Data extracted from a collection:
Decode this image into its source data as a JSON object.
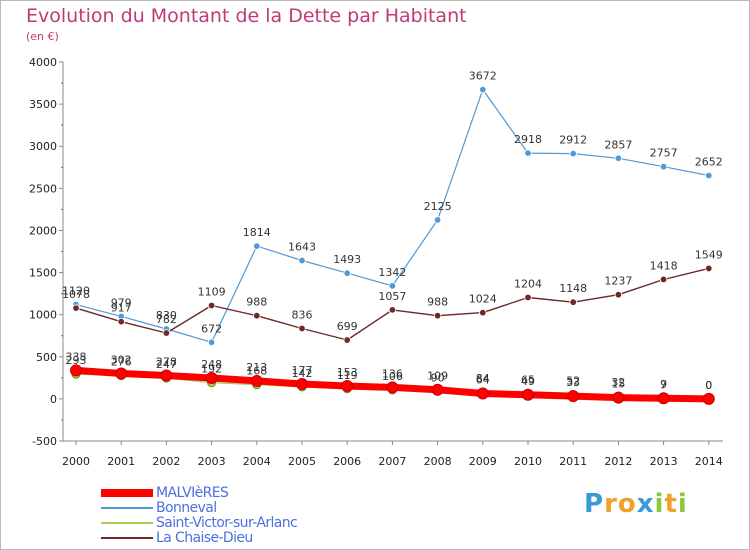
{
  "title": "Evolution du Montant de la Dette par Habitant",
  "subtitle": "(en €)",
  "brand": {
    "letters": [
      "P",
      "r",
      "o",
      "x",
      "i",
      "t",
      "i"
    ],
    "colors": [
      "#3a9ad9",
      "#f0a12a",
      "#f0a12a",
      "#3a9ad9",
      "#8cc63f",
      "#f0a12a",
      "#8cc63f"
    ]
  },
  "chart_data": {
    "type": "line",
    "x": [
      "2000",
      "2001",
      "2002",
      "2003",
      "2004",
      "2005",
      "2006",
      "2007",
      "2008",
      "2009",
      "2010",
      "2011",
      "2012",
      "2013",
      "2014"
    ],
    "ylim": [
      -500,
      4000
    ],
    "yticks": [
      "4000",
      "3500",
      "3000",
      "2500",
      "2000",
      "1500",
      "1000",
      "500",
      "0",
      "-500"
    ],
    "grid": false,
    "legend_position": "bottom-left",
    "series": [
      {
        "name": "MALVIèRES",
        "color": "#ff0000",
        "values": [
          338,
          302,
          278,
          248,
          213,
          177,
          153,
          136,
          109,
          64,
          49,
          33,
          15,
          7,
          0
        ],
        "labels": [
          "338",
          "302",
          "278",
          "248",
          "213",
          "177",
          "153",
          "136",
          "109",
          "64",
          "49",
          "33",
          "15",
          "7",
          "0"
        ]
      },
      {
        "name": "Bonneval",
        "color": "#4f9ad8",
        "values": [
          1120,
          979,
          830,
          672,
          1814,
          1643,
          1493,
          1342,
          2125,
          3672,
          2918,
          2912,
          2857,
          2757,
          2652
        ],
        "labels": [
          "1120",
          "979",
          "830",
          "672",
          "1814",
          "1643",
          "1493",
          "1342",
          "2125",
          "3672",
          "2918",
          "2912",
          "2857",
          "2757",
          "2652"
        ]
      },
      {
        "name": "Saint-Victor-sur-Arlanc",
        "color": "#a8d050",
        "values": [
          293,
          276,
          247,
          192,
          168,
          142,
          119,
          106,
          90,
          84,
          65,
          52,
          32,
          9,
          0
        ],
        "labels": [
          "293",
          "276",
          "247",
          "192",
          "168",
          "142",
          "119",
          "106",
          "90",
          "84",
          "65",
          "52",
          "32",
          "9",
          "0"
        ]
      },
      {
        "name": "La Chaise-Dieu",
        "color": "#6e2828",
        "values": [
          1078,
          917,
          782,
          1109,
          988,
          836,
          699,
          1057,
          988,
          1024,
          1204,
          1148,
          1237,
          1418,
          1549
        ],
        "labels": [
          "1078",
          "917",
          "782",
          "1109",
          "988",
          "836",
          "699",
          "1057",
          "988",
          "1024",
          "1204",
          "1148",
          "1237",
          "1418",
          "1549"
        ]
      }
    ]
  }
}
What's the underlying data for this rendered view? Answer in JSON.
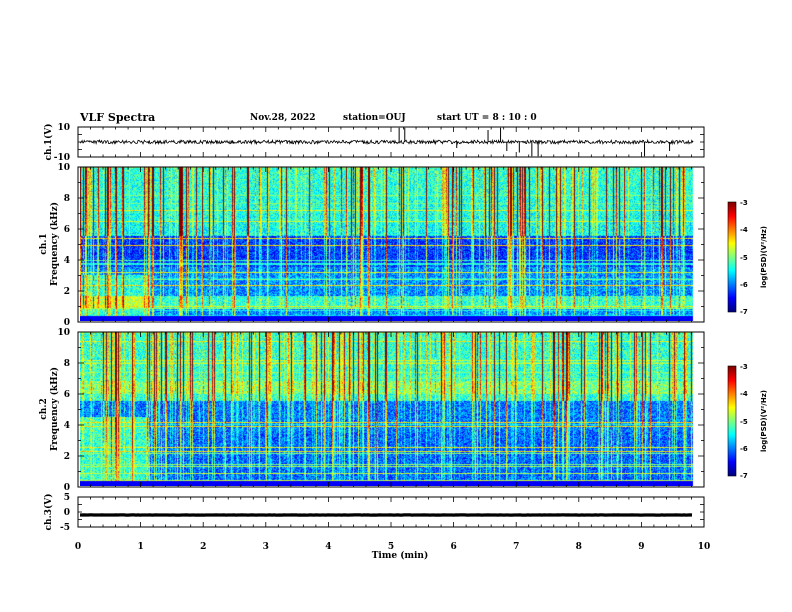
{
  "header": {
    "title": "VLF Spectra",
    "date": "Nov.28, 2022",
    "station": "station=OUJ",
    "start": "start  UT =   8  : 10 : 0"
  },
  "chart_data": [
    {
      "type": "line",
      "panel": "ch1-waveform",
      "ylabel": "ch.1(V)",
      "ylim": [
        -10,
        10
      ],
      "yticks": [
        "10",
        "-10"
      ],
      "baseline": 0,
      "noise_amplitude": 1.2,
      "spikes": [
        {
          "x": 5.13,
          "y": 9.5
        },
        {
          "x": 5.22,
          "y": 9.5
        },
        {
          "x": 6.05,
          "y": -4
        },
        {
          "x": 6.55,
          "y": 8
        },
        {
          "x": 6.75,
          "y": 9.5
        },
        {
          "x": 6.85,
          "y": -6
        },
        {
          "x": 7.05,
          "y": -7
        },
        {
          "x": 7.25,
          "y": -9.5
        },
        {
          "x": 7.35,
          "y": -9.5
        },
        {
          "x": 9.05,
          "y": -9.5
        },
        {
          "x": 9.45,
          "y": -6
        }
      ]
    },
    {
      "type": "heatmap",
      "panel": "ch1-spectrogram",
      "ylabel_line1": "ch.1",
      "ylabel_line2": "Frequency (kHz)",
      "ylim": [
        0,
        10
      ],
      "yticks": [
        "0",
        "2",
        "4",
        "6",
        "8",
        "10"
      ],
      "zlim": [
        -7,
        -3
      ],
      "colorbar_ticks": [
        "-3",
        "-4",
        "-5",
        "-6",
        "-7"
      ],
      "colorbar_label": "log(PSD)(V²/Hz)"
    },
    {
      "type": "heatmap",
      "panel": "ch2-spectrogram",
      "ylabel_line1": "ch.2",
      "ylabel_line2": "Frequency (kHz)",
      "ylim": [
        0,
        10
      ],
      "yticks": [
        "0",
        "2",
        "4",
        "6",
        "8",
        "10"
      ],
      "zlim": [
        -7,
        -3
      ],
      "colorbar_ticks": [
        "-3",
        "-4",
        "-5",
        "-6",
        "-7"
      ],
      "colorbar_label": "log(PSD)(V²/Hz)"
    },
    {
      "type": "line",
      "panel": "ch3-waveform",
      "ylabel": "ch.3(V)",
      "ylim": [
        -5,
        5
      ],
      "yticks": [
        "5",
        "0",
        "-5"
      ],
      "baseline": -1,
      "noise_amplitude": 0.3
    }
  ],
  "xaxis": {
    "label": "Time (min)",
    "xlim": [
      0,
      10
    ],
    "ticks": [
      "0",
      "1",
      "2",
      "3",
      "4",
      "5",
      "6",
      "7",
      "8",
      "9",
      "10"
    ],
    "data_end": 9.83
  }
}
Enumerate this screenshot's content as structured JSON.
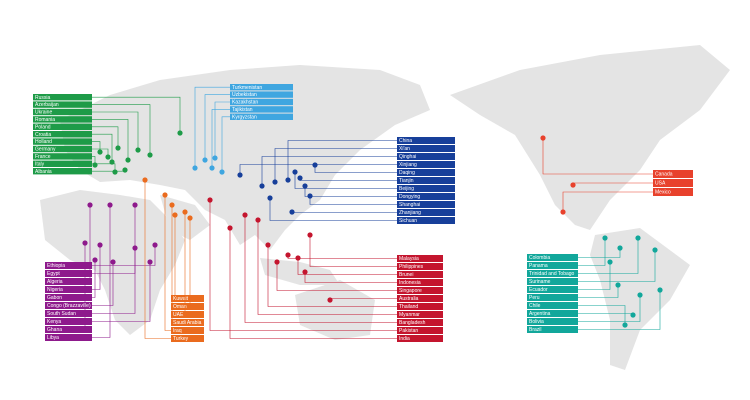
{
  "groups": [
    {
      "color": "#1e9b48",
      "labels": [
        "Russia",
        "Azerbaijan",
        "Ukraine",
        "Romania",
        "Poland",
        "Croatia",
        "Holland",
        "Germany",
        "France",
        "Italy",
        "Albania"
      ]
    },
    {
      "color": "#3fa6e0",
      "labels": [
        "Turkmenistan",
        "Uzbekistan",
        "Kazakhstan",
        "Tajikistan",
        "Kyrgyzstan"
      ]
    },
    {
      "color": "#173f9a",
      "labels": [
        "China",
        "Xi'an",
        "Qinghai",
        "Xinjiang",
        "Daqing",
        "Tianjin",
        "Beijing",
        "Dongying",
        "Shanghai",
        "Zhanjiang",
        "Sichuan"
      ]
    },
    {
      "color": "#8e1a8c",
      "labels": [
        "Ethiopia",
        "Egypt",
        "Algeria",
        "Nigeria",
        "Gabon",
        "Congo (Brazzaville)",
        "South Sudan",
        "Kenya",
        "Ghana",
        "Libya"
      ]
    },
    {
      "color": "#ea6b1e",
      "labels": [
        "Kuwait",
        "Oman",
        "UAE",
        "Saudi Arabia",
        "Iraq",
        "Turkey"
      ]
    },
    {
      "color": "#c4152e",
      "labels": [
        "Malaysia",
        "Philippines",
        "Brunei",
        "Indonesia",
        "Singapore",
        "Australia",
        "Thailand",
        "Myanmar",
        "Bangladesh",
        "Pakistan",
        "India"
      ]
    },
    {
      "color": "#e8412c",
      "labels": [
        "Canada",
        "USA",
        "Mexico"
      ]
    },
    {
      "color": "#12a79b",
      "labels": [
        "Colombia",
        "Panama",
        "Trinidad and Tobago",
        "Suriname",
        "Ecuador",
        "Peru",
        "Chile",
        "Argentina",
        "Bolivia",
        "Brazil"
      ]
    }
  ]
}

_What you will do_: Lines containing "waveform" are to be counted. State the total and add nothing.

_Answer below_: 2